Profesor Atheis | Masuk Islam Setelah Kalah Melawan Al-Quran
Sejak kecil Dr Jeffrey Lang dikenal ingin tahu. Ia kerap
mempertanyakan logika sesuatu dan mengkaji apa pun berdasarkan
perspektif rasional. “Ayah, surga itu ada?” tanya Jeffrey kecil suatu
kali kepada ayahnya tentang keberadaan surga, saat keduanya berjalan
bersama anjing peliharaan mereka di pantai. Bukan suatu kejutan jika
kelak Jeffrey Lang menjadi profesor matematika, sebuah wilayah dimana
tak ada tempat selain logika.
Saat menjadi siswa tahun terakhir di Notre Dam Boys
High, sebuah SMA Katholik, Jeffrey Lang memiliki keberatan rasional
terhadap keyakinan akan keberadaan Tuhan. Diskusi dengan pendeta
sekolah, orangtuanya, dan rekan sekelasnya tak juga bisa memuaskannya
tentang keberadaan Tuhan. “Tuhan akan membuatmu tertunduk, Jeffrey!”
kata ayahnya ketika ia membantah keberadaan Tuhan di usia 18 tahun.
+===+
• **Daftar Tugas**
A: Jawab pertanyaan berikut berdasarkan teks tentang Jeffrey Lang.
(i) Profesi apa yang kelak dijalani Jeffrey Lang?
(ii) Di sekolah mana ia menjadi siswa tahun terakhir?
(iii) Pada usia berapa ia membantah keberadaan Tuhan di hadapan ayahnya?
B: Salin persis seluruh bagian teks tentang Jeffrey Lang, mulai dari "Profesor Atheis |" hingga "usia 18 tahun.".
C: Lanjutkan teks tentang Jeffrey Lang, dimulai setelah kalimat terakhirnya.
Entri merupakan bahan tersendiri yang terpisah dari teks tentang Jeffrey Lang.
+===+
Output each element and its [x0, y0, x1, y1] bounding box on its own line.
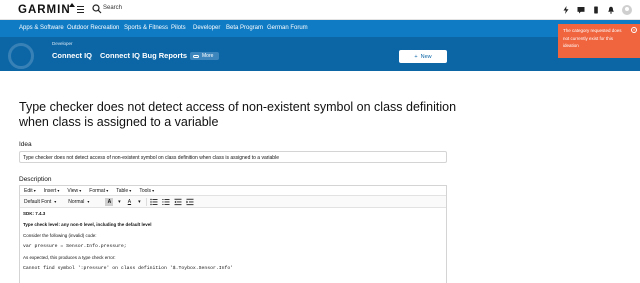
new-button[interactable]: + New — [399, 50, 447, 63]
nav-item-german-forum[interactable]: German Forum — [267, 25, 308, 31]
description-editor[interactable]: Edit Insert View Format Table Tools Defa… — [19, 185, 447, 283]
menu-view[interactable]: View — [67, 188, 81, 194]
new-label: New — [420, 53, 432, 60]
nav-item-outdoor-recreation[interactable]: Outdoor Recreation — [67, 25, 119, 31]
more-label: More — [202, 53, 214, 59]
idea-title-input[interactable]: Type checker does not detect access of n… — [19, 151, 447, 163]
toggle-icon — [193, 54, 199, 58]
page-title: Type checker does not detect access of n… — [19, 100, 457, 129]
toast-message: The category requested does not currentl… — [563, 28, 622, 48]
nav-item-apps-software[interactable]: Apps & Software — [19, 25, 64, 31]
connect-iq-watermark-icon — [8, 43, 34, 69]
menu-format[interactable]: Format — [89, 188, 108, 194]
group-title[interactable]: Connect IQ — [52, 51, 92, 60]
numbered-list-icon[interactable] — [162, 198, 170, 206]
main-nav: Apps & Software Outdoor Recreation Sport… — [0, 20, 640, 37]
hamburger-menu-icon[interactable] — [77, 6, 84, 13]
editor-code-line: Cannot find symbol ':pressure' on class … — [23, 266, 234, 271]
menu-tools[interactable]: Tools — [139, 188, 154, 194]
nav-item-developer[interactable]: Developer — [193, 25, 220, 31]
menu-insert[interactable]: Insert — [44, 188, 60, 194]
editor-toolbar: Default Font ▾ Normal ▾ A ▾ A ▾ — [20, 196, 446, 208]
nav-item-sports-fitness[interactable]: Sports & Fitness — [124, 25, 168, 31]
group-banner: Developer Connect IQ Connect IQ Bug Repo… — [0, 37, 640, 71]
highlight-color-chevron-icon[interactable]: ▾ — [117, 198, 121, 206]
garmin-logo[interactable]: GARMIN — [18, 3, 75, 16]
description-label: Description — [19, 176, 52, 183]
editor-menubar: Edit Insert View Format Table Tools — [20, 186, 446, 196]
highlight-color-icon[interactable]: A — [105, 197, 114, 206]
editor-line: Type check level: any non-0 level, inclu… — [23, 222, 152, 227]
top-icons — [562, 3, 632, 17]
search-icon[interactable] — [92, 4, 102, 14]
idea-label: Idea — [19, 141, 32, 148]
plus-icon: + — [414, 53, 418, 60]
close-icon[interactable]: × — [631, 27, 637, 33]
error-toast: The category requested does not currentl… — [558, 24, 640, 58]
top-header: GARMIN Search — [0, 0, 640, 20]
chat-icon[interactable] — [577, 6, 585, 14]
editor-content[interactable]: SDK: 7.4.3 Type check level: any non-0 l… — [20, 208, 446, 280]
text-color-chevron-icon[interactable]: ▾ — [137, 198, 141, 206]
menu-table[interactable]: Table — [116, 188, 131, 194]
search-label[interactable]: Search — [103, 5, 122, 11]
font-family-select[interactable]: Default Font ▾ — [24, 199, 56, 205]
indent-icon[interactable] — [186, 198, 194, 206]
application-title[interactable]: Connect IQ Bug Reports — [100, 51, 187, 60]
text-color-icon[interactable]: A — [125, 198, 133, 206]
bullet-list-icon[interactable] — [150, 198, 158, 206]
toolbar-divider — [146, 197, 148, 206]
editor-line: SDK: 7.4.3 — [23, 211, 46, 216]
notification-bell-icon[interactable] — [607, 6, 615, 14]
breadcrumb[interactable]: Developer — [52, 41, 73, 46]
nav-item-pilots[interactable]: Pilots — [171, 25, 186, 31]
more-button[interactable]: More — [190, 52, 220, 60]
nav-item-beta-program[interactable]: Beta Program — [226, 25, 263, 31]
outdent-icon[interactable] — [174, 198, 182, 206]
avatar[interactable] — [622, 5, 632, 15]
font-size-select[interactable]: Normal ▾ — [68, 199, 89, 205]
lightning-icon[interactable] — [562, 6, 570, 14]
editor-code-line: var pressure = Sensor.Info.pressure; — [23, 244, 127, 249]
menu-edit[interactable]: Edit — [24, 188, 36, 194]
editor-line: As expected, this produces a type check … — [23, 255, 116, 260]
phone-icon[interactable] — [592, 6, 600, 14]
editor-line: Consider the following (invalid) code: — [23, 233, 97, 238]
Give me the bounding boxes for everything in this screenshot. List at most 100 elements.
+===+
• **Kunci Jawaban**
A:
(i) Profesor matematika.
(ii) Notre Dam Boys High, sebuah SMA Katholik.
(iii) 18 tahun.

B:
Profesor Atheis | Masuk Islam Setelah Kalah Melawan Al-Quran
Sejak kecil Dr Jeffrey Lang dikenal ingin tahu. Ia kerap
mempertanyakan logika sesuatu dan mengkaji apa pun berdasarkan
perspektif rasional. “Ayah, surga itu ada?” tanya Jeffrey kecil suatu
kali kepada ayahnya tentang keberadaan surga, saat keduanya berjalan
bersama anjing peliharaan mereka di pantai. Bukan suatu kejutan jika
kelak Jeffrey Lang menjadi profesor matematika, sebuah wilayah dimana
tak ada tempat selain logika.
Saat menjadi siswa tahun terakhir di Notre Dam Boys
High, sebuah SMA Katholik, Jeffrey Lang memiliki keberatan rasional
terhadap keyakinan akan keberadaan Tuhan. Diskusi dengan pendeta
sekolah, orangtuanya, dan rekan sekelasnya tak juga bisa memuaskannya
tentang keberadaan Tuhan. “Tuhan akan membuatmu tertunduk, Jeffrey!”
kata ayahnya ketika ia membantah keberadaan Tuhan di usia 18 tahun.

C:
Ia akhirnya memutuskan menjadi atheis pada usia 18
tahun, yang berlangsung selama 10 tahun ke depan selama menjalani kuliah
S1, S2, dan S3, hingga akhirnya memeluk Islam.
Adalah beberapa saat sebelum atau sesudah
memutuskan menjadi atheis, Jeffrey Lang mengalami sebuah mimpi. Berikut
penuturan Jeffrey Lang tentang mimpinya itu:
Kami berada dalam sebuah ruangan tanpa perabotan. Tak ada apa pun di tembok ruangan itu yang berwarna putih agak abu-abu.
Satu-satunya ‘hiasan’ adalah karpet berpola
dominan merah-putih yang menutupi lantai. Ada sebuah jendela kecil,
seperti jendela ruang bawah tanah, yang terletak di atas dan menghadap
ke kami. Cahaya terang mengisi ruangan melalui jendela itu.
Kami membentuk deretan. Saya berada di deret
ketiga. Semuanya pria, tak ada wanita, dan kami semua duduk di lantai di
atas tumit kami, menghadap arah jendela.
Terasa asing. Saya tak mengenal seorang pun.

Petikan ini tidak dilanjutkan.